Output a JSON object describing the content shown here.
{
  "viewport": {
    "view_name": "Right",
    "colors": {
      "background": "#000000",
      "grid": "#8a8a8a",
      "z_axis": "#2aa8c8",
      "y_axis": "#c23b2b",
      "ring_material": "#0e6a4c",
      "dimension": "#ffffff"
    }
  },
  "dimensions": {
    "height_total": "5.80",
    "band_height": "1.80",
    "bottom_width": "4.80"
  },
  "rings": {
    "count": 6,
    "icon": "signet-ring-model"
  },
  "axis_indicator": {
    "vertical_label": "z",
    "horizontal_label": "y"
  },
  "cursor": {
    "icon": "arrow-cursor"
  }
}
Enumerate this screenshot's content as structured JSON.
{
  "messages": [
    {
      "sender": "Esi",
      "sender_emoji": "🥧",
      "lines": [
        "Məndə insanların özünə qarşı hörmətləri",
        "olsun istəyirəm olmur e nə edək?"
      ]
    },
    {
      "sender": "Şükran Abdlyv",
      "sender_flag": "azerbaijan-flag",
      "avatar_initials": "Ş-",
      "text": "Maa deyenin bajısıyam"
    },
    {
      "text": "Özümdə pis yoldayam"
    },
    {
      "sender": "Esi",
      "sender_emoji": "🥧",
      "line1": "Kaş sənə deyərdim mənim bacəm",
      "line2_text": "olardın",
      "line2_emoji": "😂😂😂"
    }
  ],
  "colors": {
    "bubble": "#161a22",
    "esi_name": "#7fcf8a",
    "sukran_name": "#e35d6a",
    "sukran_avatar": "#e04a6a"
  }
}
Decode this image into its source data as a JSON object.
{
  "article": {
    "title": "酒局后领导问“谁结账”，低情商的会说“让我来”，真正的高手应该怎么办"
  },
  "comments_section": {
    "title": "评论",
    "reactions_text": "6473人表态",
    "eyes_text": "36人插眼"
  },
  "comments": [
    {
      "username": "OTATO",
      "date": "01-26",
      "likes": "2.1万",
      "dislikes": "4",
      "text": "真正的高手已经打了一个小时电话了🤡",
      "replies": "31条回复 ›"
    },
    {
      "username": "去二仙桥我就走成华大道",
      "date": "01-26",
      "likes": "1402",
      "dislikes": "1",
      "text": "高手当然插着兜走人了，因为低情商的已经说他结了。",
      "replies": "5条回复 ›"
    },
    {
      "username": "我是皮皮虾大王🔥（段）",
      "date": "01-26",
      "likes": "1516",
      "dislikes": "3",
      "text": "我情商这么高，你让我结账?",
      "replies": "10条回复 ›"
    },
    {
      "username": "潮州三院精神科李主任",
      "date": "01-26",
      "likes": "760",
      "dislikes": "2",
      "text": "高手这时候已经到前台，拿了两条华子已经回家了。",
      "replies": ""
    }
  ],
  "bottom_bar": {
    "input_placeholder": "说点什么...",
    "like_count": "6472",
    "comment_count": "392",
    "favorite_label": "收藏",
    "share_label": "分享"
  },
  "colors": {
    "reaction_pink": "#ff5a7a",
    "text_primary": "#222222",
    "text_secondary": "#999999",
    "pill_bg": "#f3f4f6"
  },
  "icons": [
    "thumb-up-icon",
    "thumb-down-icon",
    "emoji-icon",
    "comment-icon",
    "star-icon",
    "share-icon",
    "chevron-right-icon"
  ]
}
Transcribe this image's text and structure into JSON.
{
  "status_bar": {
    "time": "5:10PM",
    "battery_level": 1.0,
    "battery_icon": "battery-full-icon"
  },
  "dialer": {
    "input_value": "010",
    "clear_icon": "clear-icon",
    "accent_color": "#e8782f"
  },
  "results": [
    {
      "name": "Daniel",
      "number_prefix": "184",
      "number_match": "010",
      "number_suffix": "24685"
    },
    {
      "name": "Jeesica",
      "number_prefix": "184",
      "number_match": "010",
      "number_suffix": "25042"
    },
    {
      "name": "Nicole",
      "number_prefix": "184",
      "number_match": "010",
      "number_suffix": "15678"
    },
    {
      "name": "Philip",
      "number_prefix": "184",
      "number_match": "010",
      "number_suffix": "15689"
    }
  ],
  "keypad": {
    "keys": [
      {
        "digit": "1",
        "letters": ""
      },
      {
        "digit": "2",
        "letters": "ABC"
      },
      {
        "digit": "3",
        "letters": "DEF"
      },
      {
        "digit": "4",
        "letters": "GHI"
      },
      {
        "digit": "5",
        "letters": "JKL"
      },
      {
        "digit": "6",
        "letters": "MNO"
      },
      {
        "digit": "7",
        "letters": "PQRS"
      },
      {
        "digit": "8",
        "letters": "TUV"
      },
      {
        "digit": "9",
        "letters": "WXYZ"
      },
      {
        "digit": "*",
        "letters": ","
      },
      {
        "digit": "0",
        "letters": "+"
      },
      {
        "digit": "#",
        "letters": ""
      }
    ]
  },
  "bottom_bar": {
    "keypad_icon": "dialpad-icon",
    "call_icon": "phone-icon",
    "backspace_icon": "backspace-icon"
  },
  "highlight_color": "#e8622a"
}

*-*-*

**Task instructions:**
All of the data shown above must be copied exactly.

**Output of the task:**
Output a JSON object describing the content shown here.
{
  "viewport": {
    "view_name": "Right",
    "colors": {
      "background": "#000000",
      "grid": "#8a8a8a",
      "z_axis": "#2aa8c8",
      "y_axis": "#c23b2b",
      "ring_material": "#0e6a4c",
      "dimension": "#ffffff"
    }
  },
  "dimensions": {
    "height_total": "5.80",
    "band_height": "1.80",
    "bottom_width": "4.80"
  },
  "rings": {
    "count": 6,
    "icon": "signet-ring-model"
  },
  "axis_indicator": {
    "vertical_label": "z",
    "horizontal_label": "y"
  },
  "cursor": {
    "icon": "arrow-cursor"
  }
}
Enumerate this screenshot's content as structured JSON.
{
  "messages": [
    {
      "sender": "Esi",
      "sender_emoji": "🥧",
      "lines": [
        "Məndə insanların özünə qarşı hörmətləri",
        "olsun istəyirəm olmur e nə edək?"
      ]
    },
    {
      "sender": "Şükran Abdlyv",
      "sender_flag": "azerbaijan-flag",
      "avatar_initials": "Ş-",
      "text": "Maa deyenin bajısıyam"
    },
    {
      "text": "Özümdə pis yoldayam"
    },
    {
      "sender": "Esi",
      "sender_emoji": "🥧",
      "line1": "Kaş sənə deyərdim mənim bacəm",
      "line2_text": "olardın",
      "line2_emoji": "😂😂😂"
    }
  ],
  "colors": {
    "bubble": "#161a22",
    "esi_name": "#7fcf8a",
    "sukran_name": "#e35d6a",
    "sukran_avatar": "#e04a6a"
  }
}
Decode this image into its source data as a JSON object.
{
  "article": {
    "title": "酒局后领导问“谁结账”，低情商的会说“让我来”，真正的高手应该怎么办"
  },
  "comments_section": {
    "title": "评论",
    "reactions_text": "6473人表态",
    "eyes_text": "36人插眼"
  },
  "comments": [
    {
      "username": "OTATO",
      "date": "01-26",
      "likes": "2.1万",
      "dislikes": "4",
      "text": "真正的高手已经打了一个小时电话了🤡",
      "replies": "31条回复 ›"
    },
    {
      "username": "去二仙桥我就走成华大道",
      "date": "01-26",
      "likes": "1402",
      "dislikes": "1",
      "text": "高手当然插着兜走人了，因为低情商的已经说他结了。",
      "replies": "5条回复 ›"
    },
    {
      "username": "我是皮皮虾大王🔥（段）",
      "date": "01-26",
      "likes": "1516",
      "dislikes": "3",
      "text": "我情商这么高，你让我结账?",
      "replies": "10条回复 ›"
    },
    {
      "username": "潮州三院精神科李主任",
      "date": "01-26",
      "likes": "760",
      "dislikes": "2",
      "text": "高手这时候已经到前台，拿了两条华子已经回家了。",
      "replies": ""
    }
  ],
  "bottom_bar": {
    "input_placeholder": "说点什么...",
    "like_count": "6472",
    "comment_count": "392",
    "favorite_label": "收藏",
    "share_label": "分享"
  },
  "colors": {
    "reaction_pink": "#ff5a7a",
    "text_primary": "#222222",
    "text_secondary": "#999999",
    "pill_bg": "#f3f4f6"
  },
  "icons": [
    "thumb-up-icon",
    "thumb-down-icon",
    "emoji-icon",
    "comment-icon",
    "star-icon",
    "share-icon",
    "chevron-right-icon"
  ]
}
Transcribe this image's text and structure into JSON.
{
  "status_bar": {
    "time": "5:10PM",
    "battery_level": 1.0,
    "battery_icon": "battery-full-icon"
  },
  "dialer": {
    "input_value": "010",
    "clear_icon": "clear-icon",
    "accent_color": "#e8782f"
  },
  "results": [
    {
      "name": "Daniel",
      "number_prefix": "184",
      "number_match": "010",
      "number_suffix": "24685"
    },
    {
      "name": "Jeesica",
      "number_prefix": "184",
      "number_match": "010",
      "number_suffix": "25042"
    },
    {
      "name": "Nicole",
      "number_prefix": "184",
      "number_match": "010",
      "number_suffix": "15678"
    },
    {
      "name": "Philip",
      "number_prefix": "184",
      "number_match": "010",
      "number_suffix": "15689"
    }
  ],
  "keypad": {
    "keys": [
      {
        "digit": "1",
        "letters": ""
      },
      {
        "digit": "2",
        "letters": "ABC"
      },
      {
        "digit": "3",
        "letters": "DEF"
      },
      {
        "digit": "4",
        "letters": "GHI"
      },
      {
        "digit": "5",
        "letters": "JKL"
      },
      {
        "digit": "6",
        "letters": "MNO"
      },
      {
        "digit": "7",
        "letters": "PQRS"
      },
      {
        "digit": "8",
        "letters": "TUV"
      },
      {
        "digit": "9",
        "letters": "WXYZ"
      },
      {
        "digit": "*",
        "letters": ","
      },
      {
        "digit": "0",
        "letters": "+"
      },
      {
        "digit": "#",
        "letters": ""
      }
    ]
  },
  "bottom_bar": {
    "keypad_icon": "dialpad-icon",
    "call_icon": "phone-icon",
    "backspace_icon": "backspace-icon"
  },
  "highlight_color": "#e8622a"
}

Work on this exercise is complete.